### WHAT IS NEEDED
Transcribe the lines below verbatim, skipping the images.

### MATERIAL FOR THIS TASK
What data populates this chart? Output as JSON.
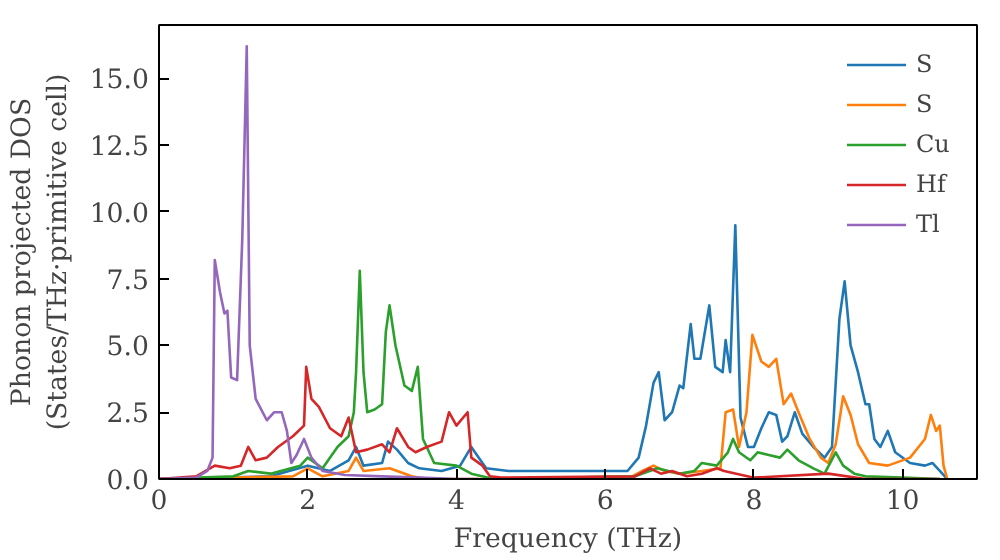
{
  "chart_data": {
    "type": "line",
    "xlabel": "Frequency (THz)",
    "ylabel": "Phonon projected DOS\n(States/THz·primitive cell)",
    "xlim": [
      0,
      11
    ],
    "ylim": [
      0,
      17
    ],
    "xticks": [
      0,
      2,
      4,
      6,
      8,
      10
    ],
    "yticks": [
      {
        "value": 0,
        "label": "0.0"
      },
      {
        "value": 2.5,
        "label": "2.5"
      },
      {
        "value": 5,
        "label": "5.0"
      },
      {
        "value": 7.5,
        "label": "7.5"
      },
      {
        "value": 10,
        "label": "10.0"
      },
      {
        "value": 12.5,
        "label": "12.5"
      },
      {
        "value": 15,
        "label": "15.0"
      }
    ],
    "grid": false,
    "legend": "top right",
    "series": [
      {
        "name": "S",
        "color": "#1f77b4",
        "x": [
          0,
          1.5,
          2.0,
          2.3,
          2.55,
          2.65,
          2.75,
          3.0,
          3.08,
          3.2,
          3.35,
          3.5,
          3.8,
          4.05,
          4.2,
          4.3,
          4.4,
          4.7,
          5.5,
          6.3,
          6.45,
          6.55,
          6.65,
          6.72,
          6.8,
          6.9,
          7.0,
          7.05,
          7.15,
          7.2,
          7.28,
          7.4,
          7.48,
          7.58,
          7.62,
          7.68,
          7.75,
          7.82,
          7.92,
          8.0,
          8.1,
          8.2,
          8.3,
          8.38,
          8.45,
          8.55,
          8.65,
          8.8,
          8.95,
          9.05,
          9.15,
          9.22,
          9.3,
          9.4,
          9.5,
          9.55,
          9.62,
          9.7,
          9.8,
          9.9,
          10.1,
          10.3,
          10.4,
          10.5,
          10.6
        ],
        "values": [
          0,
          0.1,
          0.5,
          0.3,
          0.7,
          1.2,
          0.5,
          0.6,
          1.4,
          1.1,
          0.6,
          0.4,
          0.3,
          0.5,
          1.2,
          0.8,
          0.4,
          0.3,
          0.3,
          0.3,
          0.8,
          2.0,
          3.6,
          4.0,
          2.2,
          2.5,
          3.5,
          3.4,
          5.8,
          4.5,
          4.5,
          6.5,
          4.2,
          4.0,
          5.2,
          4.0,
          9.5,
          2.3,
          1.2,
          1.2,
          1.9,
          2.5,
          2.4,
          1.4,
          1.6,
          2.5,
          1.7,
          1.2,
          0.8,
          1.2,
          6.0,
          7.4,
          5.0,
          4.0,
          2.8,
          2.8,
          1.5,
          1.2,
          1.8,
          1.0,
          0.6,
          0.5,
          0.6,
          0.3,
          0
        ]
      },
      {
        "name": "S",
        "color": "#ff7f0e",
        "x": [
          0,
          1.8,
          2.0,
          2.2,
          2.55,
          2.65,
          2.75,
          3.1,
          3.4,
          3.6,
          6.3,
          6.5,
          6.65,
          6.8,
          7.0,
          7.3,
          7.55,
          7.62,
          7.72,
          7.8,
          7.9,
          7.98,
          8.1,
          8.2,
          8.3,
          8.4,
          8.5,
          8.6,
          8.75,
          8.9,
          9.0,
          9.1,
          9.2,
          9.3,
          9.4,
          9.55,
          9.8,
          10.1,
          10.3,
          10.38,
          10.45,
          10.5,
          10.55,
          10.6
        ],
        "values": [
          0,
          0.1,
          0.4,
          0.1,
          0.3,
          0.8,
          0.3,
          0.4,
          0.1,
          0,
          0,
          0.3,
          0.5,
          0.3,
          0.2,
          0.3,
          0.4,
          2.5,
          2.6,
          1.2,
          2.5,
          5.4,
          4.4,
          4.2,
          4.5,
          2.8,
          3.2,
          2.5,
          1.5,
          0.8,
          0.6,
          1.3,
          3.1,
          2.4,
          1.3,
          0.6,
          0.5,
          0.8,
          1.5,
          2.4,
          1.8,
          2.0,
          0.5,
          0
        ]
      },
      {
        "name": "Cu",
        "color": "#2ca02c",
        "x": [
          0,
          1,
          1.2,
          1.5,
          1.9,
          2.0,
          2.2,
          2.4,
          2.55,
          2.62,
          2.65,
          2.7,
          2.75,
          2.8,
          2.9,
          3.0,
          3.05,
          3.1,
          3.18,
          3.3,
          3.4,
          3.48,
          3.55,
          3.7,
          4.0,
          4.2,
          4.5,
          6.4,
          6.7,
          7.0,
          7.2,
          7.3,
          7.5,
          7.65,
          7.72,
          7.8,
          7.95,
          8.05,
          8.2,
          8.35,
          8.45,
          8.6,
          8.8,
          8.95,
          9.1,
          9.2,
          9.35,
          9.5,
          10.0,
          10.5
        ],
        "values": [
          0,
          0.1,
          0.3,
          0.2,
          0.5,
          0.8,
          0.4,
          1.2,
          1.6,
          2.5,
          4,
          7.8,
          4,
          2.5,
          2.6,
          2.8,
          5.5,
          6.5,
          5.0,
          3.5,
          3.3,
          4.2,
          1.5,
          0.6,
          0.5,
          0.2,
          0,
          0.1,
          0.4,
          0.2,
          0.3,
          0.6,
          0.5,
          1.0,
          1.5,
          1.0,
          0.7,
          1.0,
          0.9,
          0.8,
          1.1,
          0.7,
          0.4,
          0.2,
          1.0,
          0.5,
          0.2,
          0.1,
          0.05,
          0
        ]
      },
      {
        "name": "Hf",
        "color": "#d62728",
        "x": [
          0,
          0.5,
          0.75,
          0.95,
          1.1,
          1.2,
          1.3,
          1.45,
          1.6,
          1.8,
          1.95,
          1.98,
          2.05,
          2.15,
          2.3,
          2.45,
          2.55,
          2.65,
          2.8,
          3.0,
          3.1,
          3.2,
          3.35,
          3.45,
          3.6,
          3.8,
          3.9,
          4.0,
          4.15,
          4.2,
          4.35,
          4.45,
          4.6,
          6.4,
          6.6,
          6.75,
          6.9,
          7.1,
          7.3,
          7.5,
          7.6,
          8.0,
          9.0,
          9.5,
          10.5
        ],
        "values": [
          0,
          0.1,
          0.5,
          0.4,
          0.5,
          1.2,
          0.7,
          0.8,
          1.2,
          1.6,
          2.0,
          4.2,
          3.0,
          2.7,
          1.9,
          1.6,
          2.3,
          1.0,
          1.1,
          1.3,
          1.0,
          1.9,
          1.2,
          1.0,
          1.2,
          1.4,
          2.5,
          2.0,
          2.5,
          0.8,
          0.5,
          0.1,
          0.05,
          0.1,
          0.4,
          0.2,
          0.3,
          0.1,
          0.2,
          0.4,
          0.3,
          0.05,
          0.2,
          0,
          0
        ]
      },
      {
        "name": "Tl",
        "color": "#9467bd",
        "x": [
          0,
          0.5,
          0.65,
          0.72,
          0.75,
          0.82,
          0.88,
          0.92,
          0.97,
          1.05,
          1.12,
          1.18,
          1.22,
          1.3,
          1.45,
          1.55,
          1.65,
          1.72,
          1.78,
          1.85,
          1.95,
          2.05,
          2.2,
          2.5,
          3.0,
          3.5,
          4.0,
          4.3
        ],
        "values": [
          0,
          0.05,
          0.3,
          0.8,
          8.2,
          7.0,
          6.2,
          6.3,
          3.8,
          3.7,
          9.0,
          16.2,
          5,
          3.0,
          2.2,
          2.5,
          2.5,
          1.8,
          0.6,
          0.9,
          1.5,
          0.8,
          0.3,
          0.15,
          0.1,
          0.05,
          0,
          0
        ]
      }
    ]
  }
}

### THE REPLY
What data populates this chart? Output as JSON.
{
  "chart_data": {
    "type": "line",
    "xlabel": "Frequency (THz)",
    "ylabel": "Phonon projected DOS\n(States/THz·primitive cell)",
    "xlim": [
      0,
      11
    ],
    "ylim": [
      0,
      17
    ],
    "xticks": [
      0,
      2,
      4,
      6,
      8,
      10
    ],
    "yticks": [
      {
        "value": 0,
        "label": "0.0"
      },
      {
        "value": 2.5,
        "label": "2.5"
      },
      {
        "value": 5,
        "label": "5.0"
      },
      {
        "value": 7.5,
        "label": "7.5"
      },
      {
        "value": 10,
        "label": "10.0"
      },
      {
        "value": 12.5,
        "label": "12.5"
      },
      {
        "value": 15,
        "label": "15.0"
      }
    ],
    "grid": false,
    "legend": "top right",
    "series": [
      {
        "name": "S",
        "color": "#1f77b4",
        "x": [
          0,
          1.5,
          2.0,
          2.3,
          2.55,
          2.65,
          2.75,
          3.0,
          3.08,
          3.2,
          3.35,
          3.5,
          3.8,
          4.05,
          4.2,
          4.3,
          4.4,
          4.7,
          5.5,
          6.3,
          6.45,
          6.55,
          6.65,
          6.72,
          6.8,
          6.9,
          7.0,
          7.05,
          7.15,
          7.2,
          7.28,
          7.4,
          7.48,
          7.58,
          7.62,
          7.68,
          7.75,
          7.82,
          7.92,
          8.0,
          8.1,
          8.2,
          8.3,
          8.38,
          8.45,
          8.55,
          8.65,
          8.8,
          8.95,
          9.05,
          9.15,
          9.22,
          9.3,
          9.4,
          9.5,
          9.55,
          9.62,
          9.7,
          9.8,
          9.9,
          10.1,
          10.3,
          10.4,
          10.5,
          10.6
        ],
        "values": [
          0,
          0.1,
          0.5,
          0.3,
          0.7,
          1.2,
          0.5,
          0.6,
          1.4,
          1.1,
          0.6,
          0.4,
          0.3,
          0.5,
          1.2,
          0.8,
          0.4,
          0.3,
          0.3,
          0.3,
          0.8,
          2.0,
          3.6,
          4.0,
          2.2,
          2.5,
          3.5,
          3.4,
          5.8,
          4.5,
          4.5,
          6.5,
          4.2,
          4.0,
          5.2,
          4.0,
          9.5,
          2.3,
          1.2,
          1.2,
          1.9,
          2.5,
          2.4,
          1.4,
          1.6,
          2.5,
          1.7,
          1.2,
          0.8,
          1.2,
          6.0,
          7.4,
          5.0,
          4.0,
          2.8,
          2.8,
          1.5,
          1.2,
          1.8,
          1.0,
          0.6,
          0.5,
          0.6,
          0.3,
          0
        ]
      },
      {
        "name": "S",
        "color": "#ff7f0e",
        "x": [
          0,
          1.8,
          2.0,
          2.2,
          2.55,
          2.65,
          2.75,
          3.1,
          3.4,
          3.6,
          6.3,
          6.5,
          6.65,
          6.8,
          7.0,
          7.3,
          7.55,
          7.62,
          7.72,
          7.8,
          7.9,
          7.98,
          8.1,
          8.2,
          8.3,
          8.4,
          8.5,
          8.6,
          8.75,
          8.9,
          9.0,
          9.1,
          9.2,
          9.3,
          9.4,
          9.55,
          9.8,
          10.1,
          10.3,
          10.38,
          10.45,
          10.5,
          10.55,
          10.6
        ],
        "values": [
          0,
          0.1,
          0.4,
          0.1,
          0.3,
          0.8,
          0.3,
          0.4,
          0.1,
          0,
          0,
          0.3,
          0.5,
          0.3,
          0.2,
          0.3,
          0.4,
          2.5,
          2.6,
          1.2,
          2.5,
          5.4,
          4.4,
          4.2,
          4.5,
          2.8,
          3.2,
          2.5,
          1.5,
          0.8,
          0.6,
          1.3,
          3.1,
          2.4,
          1.3,
          0.6,
          0.5,
          0.8,
          1.5,
          2.4,
          1.8,
          2.0,
          0.5,
          0
        ]
      },
      {
        "name": "Cu",
        "color": "#2ca02c",
        "x": [
          0,
          1,
          1.2,
          1.5,
          1.9,
          2.0,
          2.2,
          2.4,
          2.55,
          2.62,
          2.65,
          2.7,
          2.75,
          2.8,
          2.9,
          3.0,
          3.05,
          3.1,
          3.18,
          3.3,
          3.4,
          3.48,
          3.55,
          3.7,
          4.0,
          4.2,
          4.5,
          6.4,
          6.7,
          7.0,
          7.2,
          7.3,
          7.5,
          7.65,
          7.72,
          7.8,
          7.95,
          8.05,
          8.2,
          8.35,
          8.45,
          8.6,
          8.8,
          8.95,
          9.1,
          9.2,
          9.35,
          9.5,
          10.0,
          10.5
        ],
        "values": [
          0,
          0.1,
          0.3,
          0.2,
          0.5,
          0.8,
          0.4,
          1.2,
          1.6,
          2.5,
          4,
          7.8,
          4,
          2.5,
          2.6,
          2.8,
          5.5,
          6.5,
          5.0,
          3.5,
          3.3,
          4.2,
          1.5,
          0.6,
          0.5,
          0.2,
          0,
          0.1,
          0.4,
          0.2,
          0.3,
          0.6,
          0.5,
          1.0,
          1.5,
          1.0,
          0.7,
          1.0,
          0.9,
          0.8,
          1.1,
          0.7,
          0.4,
          0.2,
          1.0,
          0.5,
          0.2,
          0.1,
          0.05,
          0
        ]
      },
      {
        "name": "Hf",
        "color": "#d62728",
        "x": [
          0,
          0.5,
          0.75,
          0.95,
          1.1,
          1.2,
          1.3,
          1.45,
          1.6,
          1.8,
          1.95,
          1.98,
          2.05,
          2.15,
          2.3,
          2.45,
          2.55,
          2.65,
          2.8,
          3.0,
          3.1,
          3.2,
          3.35,
          3.45,
          3.6,
          3.8,
          3.9,
          4.0,
          4.15,
          4.2,
          4.35,
          4.45,
          4.6,
          6.4,
          6.6,
          6.75,
          6.9,
          7.1,
          7.3,
          7.5,
          7.6,
          8.0,
          9.0,
          9.5,
          10.5
        ],
        "values": [
          0,
          0.1,
          0.5,
          0.4,
          0.5,
          1.2,
          0.7,
          0.8,
          1.2,
          1.6,
          2.0,
          4.2,
          3.0,
          2.7,
          1.9,
          1.6,
          2.3,
          1.0,
          1.1,
          1.3,
          1.0,
          1.9,
          1.2,
          1.0,
          1.2,
          1.4,
          2.5,
          2.0,
          2.5,
          0.8,
          0.5,
          0.1,
          0.05,
          0.1,
          0.4,
          0.2,
          0.3,
          0.1,
          0.2,
          0.4,
          0.3,
          0.05,
          0.2,
          0,
          0
        ]
      },
      {
        "name": "Tl",
        "color": "#9467bd",
        "x": [
          0,
          0.5,
          0.65,
          0.72,
          0.75,
          0.82,
          0.88,
          0.92,
          0.97,
          1.05,
          1.12,
          1.18,
          1.22,
          1.3,
          1.45,
          1.55,
          1.65,
          1.72,
          1.78,
          1.85,
          1.95,
          2.05,
          2.2,
          2.5,
          3.0,
          3.5,
          4.0,
          4.3
        ],
        "values": [
          0,
          0.05,
          0.3,
          0.8,
          8.2,
          7.0,
          6.2,
          6.3,
          3.8,
          3.7,
          9.0,
          16.2,
          5,
          3.0,
          2.2,
          2.5,
          2.5,
          1.8,
          0.6,
          0.9,
          1.5,
          0.8,
          0.3,
          0.15,
          0.1,
          0.05,
          0,
          0
        ]
      }
    ]
  }
}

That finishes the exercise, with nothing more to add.